→ Aim of the exercise: Write the records below out in full, character for character, with no pictures.

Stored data
>>

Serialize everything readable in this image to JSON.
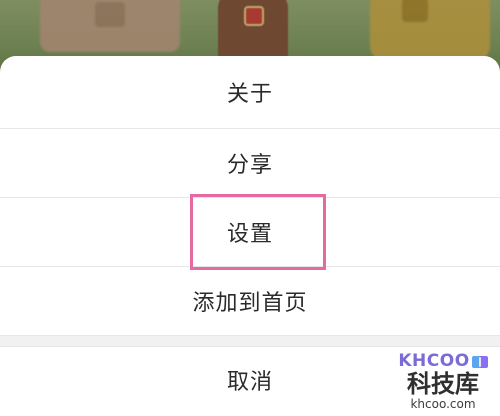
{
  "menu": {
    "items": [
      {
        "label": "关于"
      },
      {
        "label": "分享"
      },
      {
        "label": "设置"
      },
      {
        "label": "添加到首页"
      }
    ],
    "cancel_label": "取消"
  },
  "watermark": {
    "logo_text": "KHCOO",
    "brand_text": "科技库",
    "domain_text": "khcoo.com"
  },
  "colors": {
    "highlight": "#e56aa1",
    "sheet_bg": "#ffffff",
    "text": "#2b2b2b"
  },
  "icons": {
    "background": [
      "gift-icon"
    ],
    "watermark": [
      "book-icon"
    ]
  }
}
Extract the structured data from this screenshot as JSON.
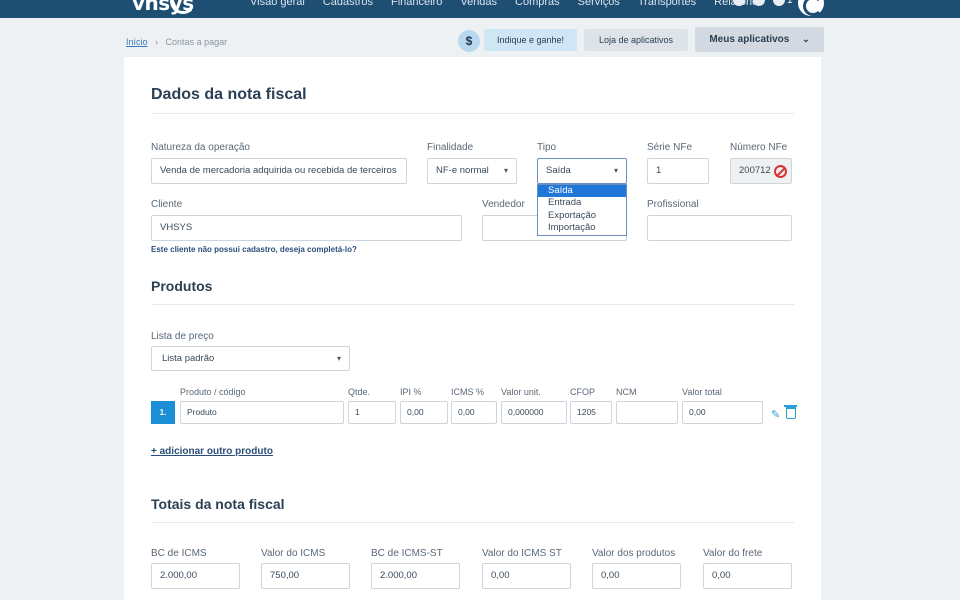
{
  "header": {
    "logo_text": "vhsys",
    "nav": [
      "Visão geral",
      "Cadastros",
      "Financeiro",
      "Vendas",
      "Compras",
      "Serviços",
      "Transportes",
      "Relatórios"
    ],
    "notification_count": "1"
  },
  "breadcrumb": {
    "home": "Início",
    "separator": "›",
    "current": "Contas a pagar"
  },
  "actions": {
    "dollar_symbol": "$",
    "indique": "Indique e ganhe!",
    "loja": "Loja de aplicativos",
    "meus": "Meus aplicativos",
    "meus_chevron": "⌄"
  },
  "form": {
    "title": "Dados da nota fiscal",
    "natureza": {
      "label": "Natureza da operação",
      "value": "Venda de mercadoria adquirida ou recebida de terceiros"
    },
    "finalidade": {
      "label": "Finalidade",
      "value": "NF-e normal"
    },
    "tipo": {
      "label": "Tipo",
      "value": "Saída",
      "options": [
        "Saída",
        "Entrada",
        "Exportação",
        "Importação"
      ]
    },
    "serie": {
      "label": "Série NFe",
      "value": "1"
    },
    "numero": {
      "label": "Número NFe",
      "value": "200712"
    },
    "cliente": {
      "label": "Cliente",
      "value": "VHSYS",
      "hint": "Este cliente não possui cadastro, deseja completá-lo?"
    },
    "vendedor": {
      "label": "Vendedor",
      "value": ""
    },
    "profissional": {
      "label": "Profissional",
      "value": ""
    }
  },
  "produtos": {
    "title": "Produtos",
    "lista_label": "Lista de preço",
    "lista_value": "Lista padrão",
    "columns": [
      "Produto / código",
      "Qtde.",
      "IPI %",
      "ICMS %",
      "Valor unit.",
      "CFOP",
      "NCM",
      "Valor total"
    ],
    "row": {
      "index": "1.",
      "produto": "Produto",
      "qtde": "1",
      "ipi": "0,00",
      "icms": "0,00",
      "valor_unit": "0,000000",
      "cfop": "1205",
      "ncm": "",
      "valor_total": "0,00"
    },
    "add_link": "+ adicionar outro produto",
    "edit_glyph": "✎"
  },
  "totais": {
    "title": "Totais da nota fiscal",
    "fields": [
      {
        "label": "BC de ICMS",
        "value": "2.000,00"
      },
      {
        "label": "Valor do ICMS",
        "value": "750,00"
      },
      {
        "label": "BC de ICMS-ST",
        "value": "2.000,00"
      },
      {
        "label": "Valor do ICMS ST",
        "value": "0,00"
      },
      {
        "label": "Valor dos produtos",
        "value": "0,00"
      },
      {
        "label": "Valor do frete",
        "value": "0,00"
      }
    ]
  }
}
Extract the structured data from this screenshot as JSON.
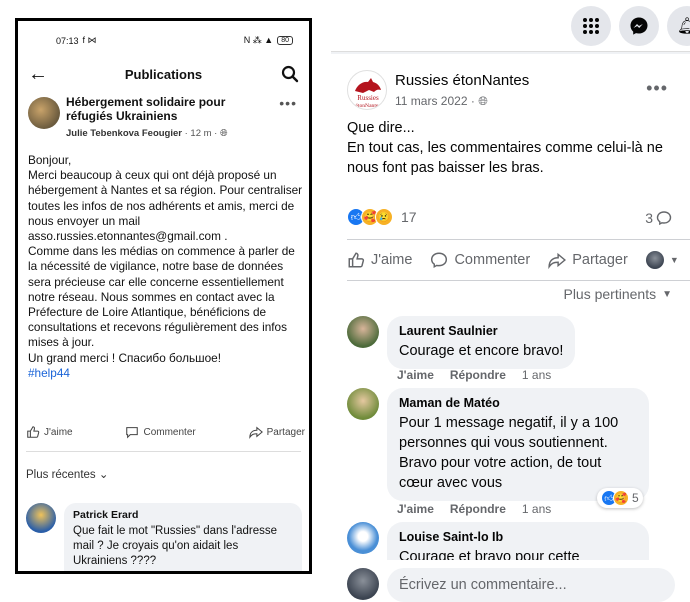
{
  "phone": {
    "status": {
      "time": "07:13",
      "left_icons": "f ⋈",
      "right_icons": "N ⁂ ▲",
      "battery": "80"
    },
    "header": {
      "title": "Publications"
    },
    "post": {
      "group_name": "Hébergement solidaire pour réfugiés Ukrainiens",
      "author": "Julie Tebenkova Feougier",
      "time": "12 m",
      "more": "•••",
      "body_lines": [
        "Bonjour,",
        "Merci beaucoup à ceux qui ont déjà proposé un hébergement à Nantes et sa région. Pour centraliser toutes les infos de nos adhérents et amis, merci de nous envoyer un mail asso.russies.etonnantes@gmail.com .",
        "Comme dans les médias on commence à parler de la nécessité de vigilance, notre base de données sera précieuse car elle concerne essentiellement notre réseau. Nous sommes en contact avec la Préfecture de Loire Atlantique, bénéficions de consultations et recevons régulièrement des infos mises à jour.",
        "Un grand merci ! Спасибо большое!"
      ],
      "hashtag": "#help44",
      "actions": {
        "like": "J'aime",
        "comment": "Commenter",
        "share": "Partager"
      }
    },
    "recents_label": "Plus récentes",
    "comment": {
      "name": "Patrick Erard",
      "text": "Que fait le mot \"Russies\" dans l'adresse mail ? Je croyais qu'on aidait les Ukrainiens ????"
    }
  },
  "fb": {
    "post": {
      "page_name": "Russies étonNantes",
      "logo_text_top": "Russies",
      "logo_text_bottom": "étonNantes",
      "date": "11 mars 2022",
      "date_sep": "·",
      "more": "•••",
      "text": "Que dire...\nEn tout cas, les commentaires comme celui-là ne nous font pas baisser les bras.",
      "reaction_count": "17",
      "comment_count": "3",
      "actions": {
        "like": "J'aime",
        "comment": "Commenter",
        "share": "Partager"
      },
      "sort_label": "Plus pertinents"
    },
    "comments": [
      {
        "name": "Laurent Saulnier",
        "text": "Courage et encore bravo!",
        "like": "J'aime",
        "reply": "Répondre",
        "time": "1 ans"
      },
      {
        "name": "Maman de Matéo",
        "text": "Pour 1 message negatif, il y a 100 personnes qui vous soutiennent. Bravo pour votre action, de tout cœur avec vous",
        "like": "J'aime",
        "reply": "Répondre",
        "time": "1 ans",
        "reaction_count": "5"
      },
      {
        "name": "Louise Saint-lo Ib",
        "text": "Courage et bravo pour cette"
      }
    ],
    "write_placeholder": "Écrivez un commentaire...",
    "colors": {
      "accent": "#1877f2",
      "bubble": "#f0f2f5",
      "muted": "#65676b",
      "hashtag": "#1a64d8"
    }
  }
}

<<

→ Finished answer:
Serialize everything readable in this image to JSON.
{
  "menu": {
    "items": [
      {
        "label": "关于"
      },
      {
        "label": "分享"
      },
      {
        "label": "设置"
      },
      {
        "label": "添加到首页"
      }
    ],
    "cancel_label": "取消"
  },
  "watermark": {
    "logo_text": "KHCOO",
    "brand_text": "科技库",
    "domain_text": "khcoo.com"
  },
  "colors": {
    "highlight": "#e56aa1",
    "sheet_bg": "#ffffff",
    "text": "#2b2b2b"
  },
  "icons": {
    "background": [
      "gift-icon"
    ],
    "watermark": [
      "book-icon"
    ]
  }
}
Extract the structured data from this screenshot as JSON.
{
  "header": {
    "logo_text": "vhsys",
    "nav": [
      "Visão geral",
      "Cadastros",
      "Financeiro",
      "Vendas",
      "Compras",
      "Serviços",
      "Transportes",
      "Relatórios"
    ],
    "notification_count": "1"
  },
  "breadcrumb": {
    "home": "Início",
    "separator": "›",
    "current": "Contas a pagar"
  },
  "actions": {
    "dollar_symbol": "$",
    "indique": "Indique e ganhe!",
    "loja": "Loja de aplicativos",
    "meus": "Meus aplicativos",
    "meus_chevron": "⌄"
  },
  "form": {
    "title": "Dados da nota fiscal",
    "natureza": {
      "label": "Natureza da operação",
      "value": "Venda de mercadoria adquirida ou recebida de terceiros"
    },
    "finalidade": {
      "label": "Finalidade",
      "value": "NF-e normal"
    },
    "tipo": {
      "label": "Tipo",
      "value": "Saída",
      "options": [
        "Saída",
        "Entrada",
        "Exportação",
        "Importação"
      ]
    },
    "serie": {
      "label": "Série NFe",
      "value": "1"
    },
    "numero": {
      "label": "Número NFe",
      "value": "200712"
    },
    "cliente": {
      "label": "Cliente",
      "value": "VHSYS",
      "hint": "Este cliente não possui cadastro, deseja completá-lo?"
    },
    "vendedor": {
      "label": "Vendedor",
      "value": ""
    },
    "profissional": {
      "label": "Profissional",
      "value": ""
    }
  },
  "produtos": {
    "title": "Produtos",
    "lista_label": "Lista de preço",
    "lista_value": "Lista padrão",
    "columns": [
      "Produto / código",
      "Qtde.",
      "IPI %",
      "ICMS %",
      "Valor unit.",
      "CFOP",
      "NCM",
      "Valor total"
    ],
    "row": {
      "index": "1.",
      "produto": "Produto",
      "qtde": "1",
      "ipi": "0,00",
      "icms": "0,00",
      "valor_unit": "0,000000",
      "cfop": "1205",
      "ncm": "",
      "valor_total": "0,00"
    },
    "add_link": "+ adicionar outro produto",
    "edit_glyph": "✎"
  },
  "totais": {
    "title": "Totais da nota fiscal",
    "fields": [
      {
        "label": "BC de ICMS",
        "value": "2.000,00"
      },
      {
        "label": "Valor do ICMS",
        "value": "750,00"
      },
      {
        "label": "BC de ICMS-ST",
        "value": "2.000,00"
      },
      {
        "label": "Valor do ICMS ST",
        "value": "0,00"
      },
      {
        "label": "Valor dos produtos",
        "value": "0,00"
      },
      {
        "label": "Valor do frete",
        "value": "0,00"
      }
    ]
  }
}
Extract the structured data from this screenshot as JSON.
{
  "phone": {
    "status": {
      "time": "07:13",
      "left_icons": "f ⋈",
      "right_icons": "N ⁂ ▲",
      "battery": "80"
    },
    "header": {
      "title": "Publications"
    },
    "post": {
      "group_name": "Hébergement solidaire pour réfugiés Ukrainiens",
      "author": "Julie Tebenkova Feougier",
      "time": "12 m",
      "more": "•••",
      "body_lines": [
        "Bonjour,",
        "Merci beaucoup à ceux qui ont déjà proposé un hébergement à Nantes et sa région. Pour centraliser toutes les infos de nos adhérents et amis, merci de nous envoyer un mail asso.russies.etonnantes@gmail.com .",
        "Comme dans les médias on commence à parler de la nécessité de vigilance, notre base de données sera précieuse car elle concerne essentiellement notre réseau. Nous sommes en contact avec la Préfecture de Loire Atlantique, bénéficions de consultations et recevons régulièrement des infos mises à jour.",
        "Un grand merci ! Спасибо большое!"
      ],
      "hashtag": "#help44",
      "actions": {
        "like": "J'aime",
        "comment": "Commenter",
        "share": "Partager"
      }
    },
    "recents_label": "Plus récentes",
    "comment": {
      "name": "Patrick Erard",
      "text": "Que fait le mot \"Russies\" dans l'adresse mail ? Je croyais qu'on aidait les Ukrainiens ????"
    }
  },
  "fb": {
    "post": {
      "page_name": "Russies étonNantes",
      "logo_text_top": "Russies",
      "logo_text_bottom": "étonNantes",
      "date": "11 mars 2022",
      "date_sep": "·",
      "more": "•••",
      "text": "Que dire...\nEn tout cas, les commentaires comme celui-là ne nous font pas baisser les bras.",
      "reaction_count": "17",
      "comment_count": "3",
      "actions": {
        "like": "J'aime",
        "comment": "Commenter",
        "share": "Partager"
      },
      "sort_label": "Plus pertinents"
    },
    "comments": [
      {
        "name": "Laurent Saulnier",
        "text": "Courage et encore bravo!",
        "like": "J'aime",
        "reply": "Répondre",
        "time": "1 ans"
      },
      {
        "name": "Maman de Matéo",
        "text": "Pour 1 message negatif, il y a 100 personnes qui vous soutiennent. Bravo pour votre action, de tout cœur avec vous",
        "like": "J'aime",
        "reply": "Répondre",
        "time": "1 ans",
        "reaction_count": "5"
      },
      {
        "name": "Louise Saint-lo Ib",
        "text": "Courage et bravo pour cette"
      }
    ],
    "write_placeholder": "Écrivez un commentaire...",
    "colors": {
      "accent": "#1877f2",
      "bubble": "#f0f2f5",
      "muted": "#65676b",
      "hashtag": "#1a64d8"
    }
  }
}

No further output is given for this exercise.